**Exercise task**
Copy out every record precisely.

**Given information**
=-=-=-=-=

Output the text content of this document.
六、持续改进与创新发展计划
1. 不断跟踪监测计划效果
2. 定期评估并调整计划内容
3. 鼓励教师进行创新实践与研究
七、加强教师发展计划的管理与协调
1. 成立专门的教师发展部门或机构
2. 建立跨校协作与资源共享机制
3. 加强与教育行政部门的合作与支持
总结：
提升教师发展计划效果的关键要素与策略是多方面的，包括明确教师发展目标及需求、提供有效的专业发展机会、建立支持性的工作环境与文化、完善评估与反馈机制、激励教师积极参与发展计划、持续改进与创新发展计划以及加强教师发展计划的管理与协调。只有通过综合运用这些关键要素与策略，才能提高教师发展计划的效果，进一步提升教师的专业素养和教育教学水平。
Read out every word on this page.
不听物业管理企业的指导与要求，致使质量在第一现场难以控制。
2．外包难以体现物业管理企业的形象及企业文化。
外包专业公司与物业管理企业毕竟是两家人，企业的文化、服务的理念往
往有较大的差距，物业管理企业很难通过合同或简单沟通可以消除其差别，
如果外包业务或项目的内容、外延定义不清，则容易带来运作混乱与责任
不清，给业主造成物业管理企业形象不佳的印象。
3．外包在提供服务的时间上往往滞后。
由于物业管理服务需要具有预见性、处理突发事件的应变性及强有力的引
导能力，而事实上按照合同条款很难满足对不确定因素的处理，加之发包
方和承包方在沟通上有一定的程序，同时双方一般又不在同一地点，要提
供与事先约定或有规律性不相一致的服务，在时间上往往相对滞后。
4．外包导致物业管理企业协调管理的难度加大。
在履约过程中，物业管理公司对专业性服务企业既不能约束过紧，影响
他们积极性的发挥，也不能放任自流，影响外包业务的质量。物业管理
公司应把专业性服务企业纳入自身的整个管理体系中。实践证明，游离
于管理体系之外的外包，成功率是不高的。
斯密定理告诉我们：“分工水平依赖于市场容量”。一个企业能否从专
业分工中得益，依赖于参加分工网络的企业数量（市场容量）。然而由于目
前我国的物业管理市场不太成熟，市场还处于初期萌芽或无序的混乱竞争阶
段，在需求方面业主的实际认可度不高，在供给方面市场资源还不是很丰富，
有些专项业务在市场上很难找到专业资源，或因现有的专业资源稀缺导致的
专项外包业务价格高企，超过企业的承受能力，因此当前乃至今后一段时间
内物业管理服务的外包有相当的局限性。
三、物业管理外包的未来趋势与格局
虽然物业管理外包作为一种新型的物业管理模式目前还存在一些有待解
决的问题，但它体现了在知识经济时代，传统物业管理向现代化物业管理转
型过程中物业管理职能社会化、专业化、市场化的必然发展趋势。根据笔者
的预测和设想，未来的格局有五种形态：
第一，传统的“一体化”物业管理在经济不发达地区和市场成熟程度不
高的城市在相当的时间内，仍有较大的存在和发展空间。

=-=-=-=-=

**Result of the exercise**
Output the text content of this document.
六、持续改进与创新发展计划
1. 不断跟踪监测计划效果
2. 定期评估并调整计划内容
3. 鼓励教师进行创新实践与研究
七、加强教师发展计划的管理与协调
1. 成立专门的教师发展部门或机构
2. 建立跨校协作与资源共享机制
3. 加强与教育行政部门的合作与支持
总结：
提升教师发展计划效果的关键要素与策略是多方面的，包括明确教师发展目标及需求、提供有效的专业发展机会、建立支持性的工作环境与文化、完善评估与反馈机制、激励教师积极参与发展计划、持续改进与创新发展计划以及加强教师发展计划的管理与协调。只有通过综合运用这些关键要素与策略，才能提高教师发展计划的效果，进一步提升教师的专业素养和教育教学水平。
Read out every word on this page.
不听物业管理企业的指导与要求，致使质量在第一现场难以控制。
2．外包难以体现物业管理企业的形象及企业文化。
外包专业公司与物业管理企业毕竟是两家人，企业的文化、服务的理念往
往有较大的差距，物业管理企业很难通过合同或简单沟通可以消除其差别，
如果外包业务或项目的内容、外延定义不清，则容易带来运作混乱与责任
不清，给业主造成物业管理企业形象不佳的印象。
3．外包在提供服务的时间上往往滞后。
由于物业管理服务需要具有预见性、处理突发事件的应变性及强有力的引
导能力，而事实上按照合同条款很难满足对不确定因素的处理，加之发包
方和承包方在沟通上有一定的程序，同时双方一般又不在同一地点，要提
供与事先约定或有规律性不相一致的服务，在时间上往往相对滞后。
4．外包导致物业管理企业协调管理的难度加大。
在履约过程中，物业管理公司对专业性服务企业既不能约束过紧，影响
他们积极性的发挥，也不能放任自流，影响外包业务的质量。物业管理
公司应把专业性服务企业纳入自身的整个管理体系中。实践证明，游离
于管理体系之外的外包，成功率是不高的。
斯密定理告诉我们：“分工水平依赖于市场容量”。一个企业能否从专
业分工中得益，依赖于参加分工网络的企业数量（市场容量）。然而由于目
前我国的物业管理市场不太成熟，市场还处于初期萌芽或无序的混乱竞争阶
段，在需求方面业主的实际认可度不高，在供给方面市场资源还不是很丰富，
有些专项业务在市场上很难找到专业资源，或因现有的专业资源稀缺导致的
专项外包业务价格高企，超过企业的承受能力，因此当前乃至今后一段时间
内物业管理服务的外包有相当的局限性。
三、物业管理外包的未来趋势与格局
虽然物业管理外包作为一种新型的物业管理模式目前还存在一些有待解
决的问题，但它体现了在知识经济时代，传统物业管理向现代化物业管理转
型过程中物业管理职能社会化、专业化、市场化的必然发展趋势。根据笔者
的预测和设想，未来的格局有五种形态：
第一，传统的“一体化”物业管理在经济不发达地区和市场成熟程度不
高的城市在相当的时间内，仍有较大的存在和发展空间。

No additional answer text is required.